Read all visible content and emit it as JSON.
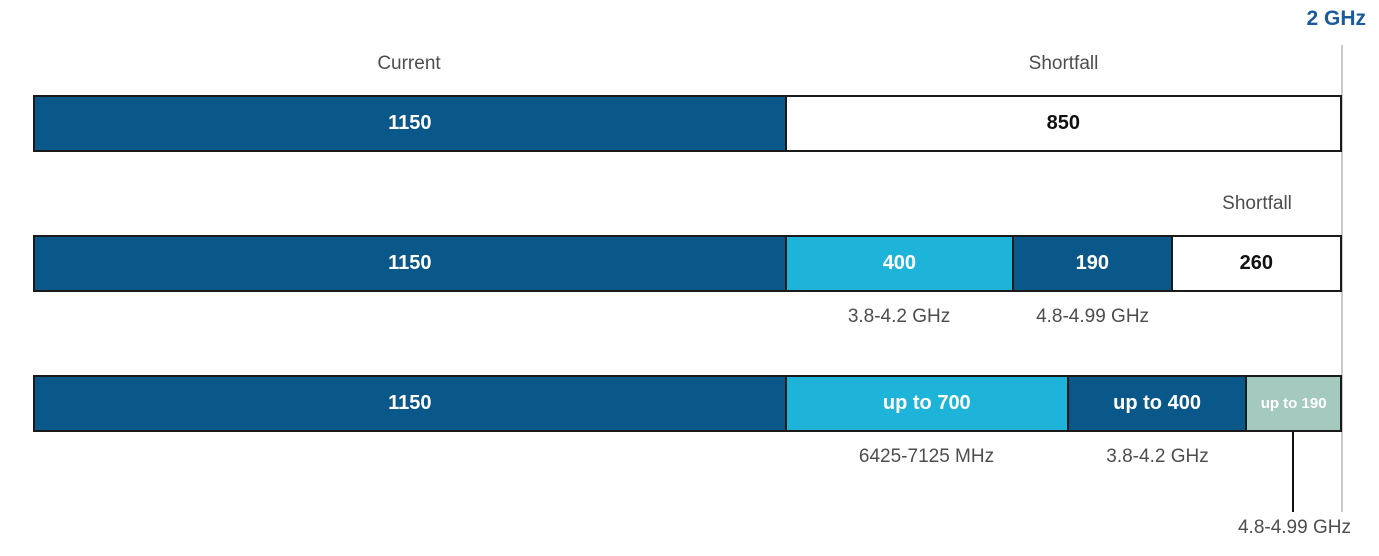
{
  "colors": {
    "dark": "#0a5789",
    "cyan": "#1eb4d9",
    "sage": "#a4c9bf",
    "white": "#ffffff",
    "value_text_on_color": "#ffffff",
    "value_text_on_white": "#111111",
    "label_gray": "#4d4d4d",
    "border_black": "#1a1a1a",
    "axis_line_gray": "#c9c9c9",
    "accent_blue": "#1b5a9b"
  },
  "chart_data": {
    "type": "bar",
    "orientation": "horizontal-stacked",
    "unit": "MHz",
    "axis_max_mhz": 2000,
    "axis_marker": {
      "label": "2 GHz",
      "value_mhz": 2000
    },
    "legend_position": "none",
    "grid": "single 2 GHz target gridline at right edge of bars",
    "rows": [
      {
        "name": "current-vs-shortfall",
        "segments": [
          {
            "label": "1150",
            "value_mhz": 1150,
            "color": "dark",
            "width_pct": 57.45,
            "top_label": "Current"
          },
          {
            "label": "850",
            "value_mhz": 850,
            "color": "white",
            "width_pct": 42.55,
            "top_label": "Shortfall"
          }
        ]
      },
      {
        "name": "with-identified-midband",
        "segments": [
          {
            "label": "1150",
            "value_mhz": 1150,
            "color": "dark",
            "width_pct": 57.45
          },
          {
            "label": "400",
            "value_mhz": 400,
            "color": "cyan",
            "width_pct": 17.42,
            "band_label": "3.8-4.2 GHz"
          },
          {
            "label": "190",
            "value_mhz": 190,
            "color": "dark",
            "width_pct": 12.15,
            "band_label": "4.8-4.99 GHz"
          },
          {
            "label": "260",
            "value_mhz": 260,
            "color": "white",
            "width_pct": 12.98,
            "top_label": "Shortfall"
          }
        ]
      },
      {
        "name": "potential-additions",
        "segments": [
          {
            "label": "1150",
            "value_mhz": 1150,
            "color": "dark",
            "width_pct": 57.45
          },
          {
            "label": "up to 700",
            "value_mhz": 700,
            "color": "cyan",
            "width_pct": 21.62,
            "band_label": "6425-7125 MHz"
          },
          {
            "label": "up to 400",
            "value_mhz": 400,
            "color": "dark",
            "width_pct": 13.67,
            "band_label": "3.8-4.2 GHz"
          },
          {
            "label": "up to 190",
            "value_mhz": 190,
            "color": "sage",
            "width_pct": 7.26,
            "band_label": "4.8-4.99 GHz",
            "band_label_callout": true
          }
        ]
      }
    ]
  }
}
##############################
TASK BRIEF | Exactly reproduce the entries above, minus the pictures.

TASK ANSWER |
Read all visible content and emit it as JSON.
{
  "colors": {
    "dark": "#0a5789",
    "cyan": "#1eb4d9",
    "sage": "#a4c9bf",
    "white": "#ffffff",
    "value_text_on_color": "#ffffff",
    "value_text_on_white": "#111111",
    "label_gray": "#4d4d4d",
    "border_black": "#1a1a1a",
    "axis_line_gray": "#c9c9c9",
    "accent_blue": "#1b5a9b"
  },
  "chart_data": {
    "type": "bar",
    "orientation": "horizontal-stacked",
    "unit": "MHz",
    "axis_max_mhz": 2000,
    "axis_marker": {
      "label": "2 GHz",
      "value_mhz": 2000
    },
    "legend_position": "none",
    "grid": "single 2 GHz target gridline at right edge of bars",
    "rows": [
      {
        "name": "current-vs-shortfall",
        "segments": [
          {
            "label": "1150",
            "value_mhz": 1150,
            "color": "dark",
            "width_pct": 57.45,
            "top_label": "Current"
          },
          {
            "label": "850",
            "value_mhz": 850,
            "color": "white",
            "width_pct": 42.55,
            "top_label": "Shortfall"
          }
        ]
      },
      {
        "name": "with-identified-midband",
        "segments": [
          {
            "label": "1150",
            "value_mhz": 1150,
            "color": "dark",
            "width_pct": 57.45
          },
          {
            "label": "400",
            "value_mhz": 400,
            "color": "cyan",
            "width_pct": 17.42,
            "band_label": "3.8-4.2 GHz"
          },
          {
            "label": "190",
            "value_mhz": 190,
            "color": "dark",
            "width_pct": 12.15,
            "band_label": "4.8-4.99 GHz"
          },
          {
            "label": "260",
            "value_mhz": 260,
            "color": "white",
            "width_pct": 12.98,
            "top_label": "Shortfall"
          }
        ]
      },
      {
        "name": "potential-additions",
        "segments": [
          {
            "label": "1150",
            "value_mhz": 1150,
            "color": "dark",
            "width_pct": 57.45
          },
          {
            "label": "up to 700",
            "value_mhz": 700,
            "color": "cyan",
            "width_pct": 21.62,
            "band_label": "6425-7125 MHz"
          },
          {
            "label": "up to 400",
            "value_mhz": 400,
            "color": "dark",
            "width_pct": 13.67,
            "band_label": "3.8-4.2 GHz"
          },
          {
            "label": "up to 190",
            "value_mhz": 190,
            "color": "sage",
            "width_pct": 7.26,
            "band_label": "4.8-4.99 GHz",
            "band_label_callout": true
          }
        ]
      }
    ]
  }
}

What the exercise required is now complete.